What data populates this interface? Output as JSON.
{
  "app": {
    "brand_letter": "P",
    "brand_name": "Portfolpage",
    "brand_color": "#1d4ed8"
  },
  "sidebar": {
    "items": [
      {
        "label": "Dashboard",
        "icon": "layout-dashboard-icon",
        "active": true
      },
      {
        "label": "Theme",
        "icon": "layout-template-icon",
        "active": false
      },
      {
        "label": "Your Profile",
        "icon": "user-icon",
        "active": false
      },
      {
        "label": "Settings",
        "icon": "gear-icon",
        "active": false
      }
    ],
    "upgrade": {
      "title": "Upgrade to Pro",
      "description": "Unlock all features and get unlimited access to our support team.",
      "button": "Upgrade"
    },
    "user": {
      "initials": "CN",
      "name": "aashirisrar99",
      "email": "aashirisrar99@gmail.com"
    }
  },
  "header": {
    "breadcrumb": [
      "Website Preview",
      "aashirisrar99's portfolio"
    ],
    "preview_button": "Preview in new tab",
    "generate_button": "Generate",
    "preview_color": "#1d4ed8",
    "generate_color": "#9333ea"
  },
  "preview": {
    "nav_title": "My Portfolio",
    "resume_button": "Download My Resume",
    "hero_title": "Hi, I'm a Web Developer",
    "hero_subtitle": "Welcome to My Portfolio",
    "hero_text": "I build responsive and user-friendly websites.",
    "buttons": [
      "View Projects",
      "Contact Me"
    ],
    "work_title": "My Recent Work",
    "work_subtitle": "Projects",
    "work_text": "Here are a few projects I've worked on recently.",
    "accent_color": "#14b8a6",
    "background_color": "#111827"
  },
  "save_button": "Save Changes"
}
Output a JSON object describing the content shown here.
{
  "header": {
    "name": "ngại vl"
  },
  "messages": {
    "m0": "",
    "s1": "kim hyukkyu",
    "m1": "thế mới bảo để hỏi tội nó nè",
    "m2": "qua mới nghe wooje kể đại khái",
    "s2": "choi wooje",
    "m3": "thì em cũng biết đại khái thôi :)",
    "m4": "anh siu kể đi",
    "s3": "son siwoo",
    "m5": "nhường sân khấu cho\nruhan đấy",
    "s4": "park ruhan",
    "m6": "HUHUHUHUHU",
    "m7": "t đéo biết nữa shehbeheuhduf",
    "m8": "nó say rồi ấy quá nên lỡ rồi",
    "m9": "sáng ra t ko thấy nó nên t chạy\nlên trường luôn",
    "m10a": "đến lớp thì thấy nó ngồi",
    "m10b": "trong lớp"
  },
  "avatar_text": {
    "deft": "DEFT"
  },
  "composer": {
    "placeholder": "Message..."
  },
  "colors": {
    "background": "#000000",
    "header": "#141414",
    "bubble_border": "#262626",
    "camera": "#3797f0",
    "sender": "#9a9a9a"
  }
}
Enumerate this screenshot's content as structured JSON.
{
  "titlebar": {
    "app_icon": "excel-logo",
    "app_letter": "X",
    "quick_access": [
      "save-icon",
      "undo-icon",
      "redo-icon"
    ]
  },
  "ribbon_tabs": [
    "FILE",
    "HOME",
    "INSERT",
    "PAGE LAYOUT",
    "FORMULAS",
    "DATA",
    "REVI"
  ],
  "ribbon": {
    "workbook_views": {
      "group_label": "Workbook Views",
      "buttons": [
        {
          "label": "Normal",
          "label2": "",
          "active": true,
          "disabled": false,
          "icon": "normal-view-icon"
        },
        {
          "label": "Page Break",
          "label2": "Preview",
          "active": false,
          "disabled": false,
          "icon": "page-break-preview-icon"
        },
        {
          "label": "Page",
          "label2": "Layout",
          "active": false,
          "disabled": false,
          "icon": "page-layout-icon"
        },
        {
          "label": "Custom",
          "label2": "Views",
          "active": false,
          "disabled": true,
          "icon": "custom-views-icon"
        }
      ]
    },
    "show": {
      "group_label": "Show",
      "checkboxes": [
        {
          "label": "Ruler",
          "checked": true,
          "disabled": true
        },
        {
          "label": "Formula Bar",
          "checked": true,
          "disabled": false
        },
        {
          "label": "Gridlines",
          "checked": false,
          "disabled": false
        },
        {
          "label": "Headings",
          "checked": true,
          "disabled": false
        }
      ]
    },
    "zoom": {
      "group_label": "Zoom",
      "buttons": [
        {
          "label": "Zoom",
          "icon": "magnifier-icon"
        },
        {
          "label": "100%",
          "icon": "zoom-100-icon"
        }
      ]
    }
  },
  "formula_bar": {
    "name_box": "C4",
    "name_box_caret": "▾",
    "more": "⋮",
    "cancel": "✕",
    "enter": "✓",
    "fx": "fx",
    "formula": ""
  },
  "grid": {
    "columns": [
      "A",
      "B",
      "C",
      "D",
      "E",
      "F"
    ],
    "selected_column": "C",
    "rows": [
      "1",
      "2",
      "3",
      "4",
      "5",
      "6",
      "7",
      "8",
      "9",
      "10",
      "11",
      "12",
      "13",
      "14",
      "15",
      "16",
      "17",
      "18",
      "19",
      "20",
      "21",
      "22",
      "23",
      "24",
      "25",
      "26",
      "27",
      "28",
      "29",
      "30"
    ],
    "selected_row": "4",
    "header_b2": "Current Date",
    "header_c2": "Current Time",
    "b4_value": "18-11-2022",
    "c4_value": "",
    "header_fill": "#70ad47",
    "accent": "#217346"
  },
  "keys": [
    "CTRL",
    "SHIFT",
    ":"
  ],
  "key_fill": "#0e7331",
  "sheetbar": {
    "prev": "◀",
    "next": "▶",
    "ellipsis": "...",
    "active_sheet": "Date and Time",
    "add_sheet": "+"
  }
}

* _TASK TO CARRY OUT_
Pull out every line in the data above that has the word "Time".

* _EXERCISE RESPONSE_
    "header_c2": "Current Time",
    "active_sheet": "Date and Time",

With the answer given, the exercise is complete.